----- DATA ROWS

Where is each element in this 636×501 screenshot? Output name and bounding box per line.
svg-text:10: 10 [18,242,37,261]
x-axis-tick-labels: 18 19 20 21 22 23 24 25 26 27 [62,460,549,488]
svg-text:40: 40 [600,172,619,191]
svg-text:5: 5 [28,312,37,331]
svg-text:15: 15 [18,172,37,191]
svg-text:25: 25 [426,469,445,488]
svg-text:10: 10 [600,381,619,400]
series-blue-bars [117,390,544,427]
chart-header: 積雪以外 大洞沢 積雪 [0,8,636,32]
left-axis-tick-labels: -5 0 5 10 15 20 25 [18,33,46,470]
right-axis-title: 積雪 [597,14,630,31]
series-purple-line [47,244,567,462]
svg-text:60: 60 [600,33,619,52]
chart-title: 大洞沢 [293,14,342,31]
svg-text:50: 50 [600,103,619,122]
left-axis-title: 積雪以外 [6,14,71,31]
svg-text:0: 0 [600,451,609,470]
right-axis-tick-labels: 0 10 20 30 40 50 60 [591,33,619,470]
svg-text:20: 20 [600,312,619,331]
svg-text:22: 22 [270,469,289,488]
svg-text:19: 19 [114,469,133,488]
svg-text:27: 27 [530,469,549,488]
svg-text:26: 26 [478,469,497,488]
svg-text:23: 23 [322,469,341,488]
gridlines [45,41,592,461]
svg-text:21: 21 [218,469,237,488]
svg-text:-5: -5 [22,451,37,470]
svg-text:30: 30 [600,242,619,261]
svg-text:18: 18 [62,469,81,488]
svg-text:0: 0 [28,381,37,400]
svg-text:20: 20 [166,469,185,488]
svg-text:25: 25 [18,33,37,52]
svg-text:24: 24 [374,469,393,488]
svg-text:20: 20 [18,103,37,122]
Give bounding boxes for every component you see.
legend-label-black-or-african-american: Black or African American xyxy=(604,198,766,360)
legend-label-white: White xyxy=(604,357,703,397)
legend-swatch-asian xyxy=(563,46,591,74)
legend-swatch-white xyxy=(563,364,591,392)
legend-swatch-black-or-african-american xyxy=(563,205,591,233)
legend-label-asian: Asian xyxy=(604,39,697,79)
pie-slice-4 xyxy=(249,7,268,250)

----------

* REQUIRED WORK: Copy out every one of the lines above, character for character, without altering anything.

* RESULT BELOW:
Where is each element in this 636×501 screenshot? Output name and bounding box per line.
svg-text:10: 10 [18,242,37,261]
x-axis-tick-labels: 18 19 20 21 22 23 24 25 26 27 [62,460,549,488]
svg-text:40: 40 [600,172,619,191]
svg-text:5: 5 [28,312,37,331]
svg-text:15: 15 [18,172,37,191]
svg-text:25: 25 [426,469,445,488]
svg-text:10: 10 [600,381,619,400]
series-blue-bars [117,390,544,427]
chart-header: 積雪以外 大洞沢 積雪 [0,8,636,32]
left-axis-tick-labels: -5 0 5 10 15 20 25 [18,33,46,470]
right-axis-title: 積雪 [597,14,630,31]
series-purple-line [47,244,567,462]
svg-text:60: 60 [600,33,619,52]
chart-title: 大洞沢 [293,14,342,31]
svg-text:50: 50 [600,103,619,122]
left-axis-title: 積雪以外 [6,14,71,31]
svg-text:0: 0 [600,451,609,470]
right-axis-tick-labels: 0 10 20 30 40 50 60 [591,33,619,470]
svg-text:20: 20 [600,312,619,331]
svg-text:22: 22 [270,469,289,488]
svg-text:19: 19 [114,469,133,488]
svg-text:27: 27 [530,469,549,488]
svg-text:26: 26 [478,469,497,488]
svg-text:23: 23 [322,469,341,488]
gridlines [45,41,592,461]
svg-text:21: 21 [218,469,237,488]
svg-text:-5: -5 [22,451,37,470]
svg-text:30: 30 [600,242,619,261]
svg-text:18: 18 [62,469,81,488]
svg-text:0: 0 [28,381,37,400]
svg-text:20: 20 [166,469,185,488]
svg-text:25: 25 [18,33,37,52]
svg-text:24: 24 [374,469,393,488]
svg-text:20: 20 [18,103,37,122]
Give bounding boxes for every component you see.
legend-label-black-or-african-american: Black or African American xyxy=(604,198,766,360)
legend-label-white: White xyxy=(604,357,703,397)
legend-swatch-asian xyxy=(563,46,591,74)
legend-swatch-white xyxy=(563,364,591,392)
legend-swatch-black-or-african-american xyxy=(563,205,591,233)
legend-label-asian: Asian xyxy=(604,39,697,79)
pie-slice-4 xyxy=(249,7,268,250)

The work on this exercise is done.